◆ **EXERCISE**: Copy down all of the data underneath, exactly as shown.

[Extracted records]

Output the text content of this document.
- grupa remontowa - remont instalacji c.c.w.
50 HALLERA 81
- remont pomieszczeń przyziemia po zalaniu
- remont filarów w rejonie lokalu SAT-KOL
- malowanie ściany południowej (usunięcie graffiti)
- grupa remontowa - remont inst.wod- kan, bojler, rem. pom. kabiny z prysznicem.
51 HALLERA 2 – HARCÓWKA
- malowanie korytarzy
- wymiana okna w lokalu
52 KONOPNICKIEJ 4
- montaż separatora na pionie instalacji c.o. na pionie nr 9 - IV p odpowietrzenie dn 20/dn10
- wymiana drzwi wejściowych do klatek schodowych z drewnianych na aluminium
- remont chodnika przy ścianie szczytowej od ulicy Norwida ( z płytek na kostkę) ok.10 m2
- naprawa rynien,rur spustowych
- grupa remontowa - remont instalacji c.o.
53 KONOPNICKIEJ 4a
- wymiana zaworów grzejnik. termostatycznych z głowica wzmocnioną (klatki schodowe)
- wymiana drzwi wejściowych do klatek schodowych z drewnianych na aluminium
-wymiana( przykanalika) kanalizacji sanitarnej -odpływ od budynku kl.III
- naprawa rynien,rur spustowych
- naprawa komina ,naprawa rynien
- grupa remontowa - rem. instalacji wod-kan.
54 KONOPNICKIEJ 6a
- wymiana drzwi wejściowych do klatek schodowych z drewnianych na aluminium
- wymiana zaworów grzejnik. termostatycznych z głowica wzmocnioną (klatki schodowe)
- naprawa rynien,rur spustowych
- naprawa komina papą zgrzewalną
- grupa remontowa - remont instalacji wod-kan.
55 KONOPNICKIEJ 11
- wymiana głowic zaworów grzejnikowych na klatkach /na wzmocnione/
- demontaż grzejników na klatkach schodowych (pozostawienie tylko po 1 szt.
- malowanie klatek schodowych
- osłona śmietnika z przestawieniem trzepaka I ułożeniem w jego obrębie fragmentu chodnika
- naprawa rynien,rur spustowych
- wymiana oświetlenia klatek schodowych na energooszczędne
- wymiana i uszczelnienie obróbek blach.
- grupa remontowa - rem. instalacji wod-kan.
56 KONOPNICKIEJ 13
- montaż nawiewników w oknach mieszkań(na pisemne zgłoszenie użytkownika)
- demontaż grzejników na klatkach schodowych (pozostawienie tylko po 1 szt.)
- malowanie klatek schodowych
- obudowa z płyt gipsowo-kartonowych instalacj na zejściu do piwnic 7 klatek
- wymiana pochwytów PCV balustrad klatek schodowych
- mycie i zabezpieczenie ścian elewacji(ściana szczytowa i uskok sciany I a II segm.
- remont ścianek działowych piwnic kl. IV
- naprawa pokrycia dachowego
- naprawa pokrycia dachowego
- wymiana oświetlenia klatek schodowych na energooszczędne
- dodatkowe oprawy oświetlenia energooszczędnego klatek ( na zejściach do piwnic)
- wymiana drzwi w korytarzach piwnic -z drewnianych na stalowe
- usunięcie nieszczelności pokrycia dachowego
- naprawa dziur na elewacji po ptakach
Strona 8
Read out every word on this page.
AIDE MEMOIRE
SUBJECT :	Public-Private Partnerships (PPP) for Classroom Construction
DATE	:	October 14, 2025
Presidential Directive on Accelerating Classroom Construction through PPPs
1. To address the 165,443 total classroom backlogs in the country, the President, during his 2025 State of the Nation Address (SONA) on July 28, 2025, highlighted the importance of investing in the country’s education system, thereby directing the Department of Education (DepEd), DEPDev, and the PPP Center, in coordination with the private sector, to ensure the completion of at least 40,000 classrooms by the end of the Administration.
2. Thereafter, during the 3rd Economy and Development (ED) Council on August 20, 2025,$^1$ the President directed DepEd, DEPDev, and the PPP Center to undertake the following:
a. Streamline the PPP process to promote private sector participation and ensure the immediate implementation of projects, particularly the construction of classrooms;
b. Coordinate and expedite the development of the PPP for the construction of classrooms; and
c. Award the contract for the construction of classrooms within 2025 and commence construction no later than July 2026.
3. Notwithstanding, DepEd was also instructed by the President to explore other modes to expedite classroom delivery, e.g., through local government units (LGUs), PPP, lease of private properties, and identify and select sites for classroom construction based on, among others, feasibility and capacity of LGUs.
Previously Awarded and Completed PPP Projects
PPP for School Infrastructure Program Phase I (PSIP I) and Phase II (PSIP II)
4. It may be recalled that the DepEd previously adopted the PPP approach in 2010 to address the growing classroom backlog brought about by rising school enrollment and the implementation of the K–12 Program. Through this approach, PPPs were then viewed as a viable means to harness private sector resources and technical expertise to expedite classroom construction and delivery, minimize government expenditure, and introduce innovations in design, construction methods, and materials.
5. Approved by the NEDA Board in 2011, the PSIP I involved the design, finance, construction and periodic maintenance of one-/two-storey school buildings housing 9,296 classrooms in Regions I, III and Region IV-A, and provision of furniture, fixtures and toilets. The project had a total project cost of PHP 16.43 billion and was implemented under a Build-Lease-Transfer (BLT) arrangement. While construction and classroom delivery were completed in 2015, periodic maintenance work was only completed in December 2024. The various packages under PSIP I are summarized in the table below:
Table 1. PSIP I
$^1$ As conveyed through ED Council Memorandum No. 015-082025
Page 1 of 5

◆ **SOLUTION FOR THIS PROBLEM**:
Output the text content of this document.
- grupa remontowa - remont instalacji c.c.w.
50 HALLERA 81
- remont pomieszczeń przyziemia po zalaniu
- remont filarów w rejonie lokalu SAT-KOL
- malowanie ściany południowej (usunięcie graffiti)
- grupa remontowa - remont inst.wod- kan, bojler, rem. pom. kabiny z prysznicem.
51 HALLERA 2 – HARCÓWKA
- malowanie korytarzy
- wymiana okna w lokalu
52 KONOPNICKIEJ 4
- montaż separatora na pionie instalacji c.o. na pionie nr 9 - IV p odpowietrzenie dn 20/dn10
- wymiana drzwi wejściowych do klatek schodowych z drewnianych na aluminium
- remont chodnika przy ścianie szczytowej od ulicy Norwida ( z płytek na kostkę) ok.10 m2
- naprawa rynien,rur spustowych
- grupa remontowa - remont instalacji c.o.
53 KONOPNICKIEJ 4a
- wymiana zaworów grzejnik. termostatycznych z głowica wzmocnioną (klatki schodowe)
- wymiana drzwi wejściowych do klatek schodowych z drewnianych na aluminium
-wymiana( przykanalika) kanalizacji sanitarnej -odpływ od budynku kl.III
- naprawa rynien,rur spustowych
- naprawa komina ,naprawa rynien
- grupa remontowa - rem. instalacji wod-kan.
54 KONOPNICKIEJ 6a
- wymiana drzwi wejściowych do klatek schodowych z drewnianych na aluminium
- wymiana zaworów grzejnik. termostatycznych z głowica wzmocnioną (klatki schodowe)
- naprawa rynien,rur spustowych
- naprawa komina papą zgrzewalną
- grupa remontowa - remont instalacji wod-kan.
55 KONOPNICKIEJ 11
- wymiana głowic zaworów grzejnikowych na klatkach /na wzmocnione/
- demontaż grzejników na klatkach schodowych (pozostawienie tylko po 1 szt.
- malowanie klatek schodowych
- osłona śmietnika z przestawieniem trzepaka I ułożeniem w jego obrębie fragmentu chodnika
- naprawa rynien,rur spustowych
- wymiana oświetlenia klatek schodowych na energooszczędne
- wymiana i uszczelnienie obróbek blach.
- grupa remontowa - rem. instalacji wod-kan.
56 KONOPNICKIEJ 13
- montaż nawiewników w oknach mieszkań(na pisemne zgłoszenie użytkownika)
- demontaż grzejników na klatkach schodowych (pozostawienie tylko po 1 szt.)
- malowanie klatek schodowych
- obudowa z płyt gipsowo-kartonowych instalacj na zejściu do piwnic 7 klatek
- wymiana pochwytów PCV balustrad klatek schodowych
- mycie i zabezpieczenie ścian elewacji(ściana szczytowa i uskok sciany I a II segm.
- remont ścianek działowych piwnic kl. IV
- naprawa pokrycia dachowego
- naprawa pokrycia dachowego
- wymiana oświetlenia klatek schodowych na energooszczędne
- dodatkowe oprawy oświetlenia energooszczędnego klatek ( na zejściach do piwnic)
- wymiana drzwi w korytarzach piwnic -z drewnianych na stalowe
- usunięcie nieszczelności pokrycia dachowego
- naprawa dziur na elewacji po ptakach
Strona 8
Read out every word on this page.
AIDE MEMOIRE
SUBJECT :	Public-Private Partnerships (PPP) for Classroom Construction
DATE	:	October 14, 2025
Presidential Directive on Accelerating Classroom Construction through PPPs
1. To address the 165,443 total classroom backlogs in the country, the President, during his 2025 State of the Nation Address (SONA) on July 28, 2025, highlighted the importance of investing in the country’s education system, thereby directing the Department of Education (DepEd), DEPDev, and the PPP Center, in coordination with the private sector, to ensure the completion of at least 40,000 classrooms by the end of the Administration.
2. Thereafter, during the 3rd Economy and Development (ED) Council on August 20, 2025,$^1$ the President directed DepEd, DEPDev, and the PPP Center to undertake the following:
a. Streamline the PPP process to promote private sector participation and ensure the immediate implementation of projects, particularly the construction of classrooms;
b. Coordinate and expedite the development of the PPP for the construction of classrooms; and
c. Award the contract for the construction of classrooms within 2025 and commence construction no later than July 2026.
3. Notwithstanding, DepEd was also instructed by the President to explore other modes to expedite classroom delivery, e.g., through local government units (LGUs), PPP, lease of private properties, and identify and select sites for classroom construction based on, among others, feasibility and capacity of LGUs.
Previously Awarded and Completed PPP Projects
PPP for School Infrastructure Program Phase I (PSIP I) and Phase II (PSIP II)
4. It may be recalled that the DepEd previously adopted the PPP approach in 2010 to address the growing classroom backlog brought about by rising school enrollment and the implementation of the K–12 Program. Through this approach, PPPs were then viewed as a viable means to harness private sector resources and technical expertise to expedite classroom construction and delivery, minimize government expenditure, and introduce innovations in design, construction methods, and materials.
5. Approved by the NEDA Board in 2011, the PSIP I involved the design, finance, construction and periodic maintenance of one-/two-storey school buildings housing 9,296 classrooms in Regions I, III and Region IV-A, and provision of furniture, fixtures and toilets. The project had a total project cost of PHP 16.43 billion and was implemented under a Build-Lease-Transfer (BLT) arrangement. While construction and classroom delivery were completed in 2015, periodic maintenance work was only completed in December 2024. The various packages under PSIP I are summarized in the table below:
Table 1. PSIP I
$^1$ As conveyed through ED Council Memorandum No. 015-082025
Page 1 of 5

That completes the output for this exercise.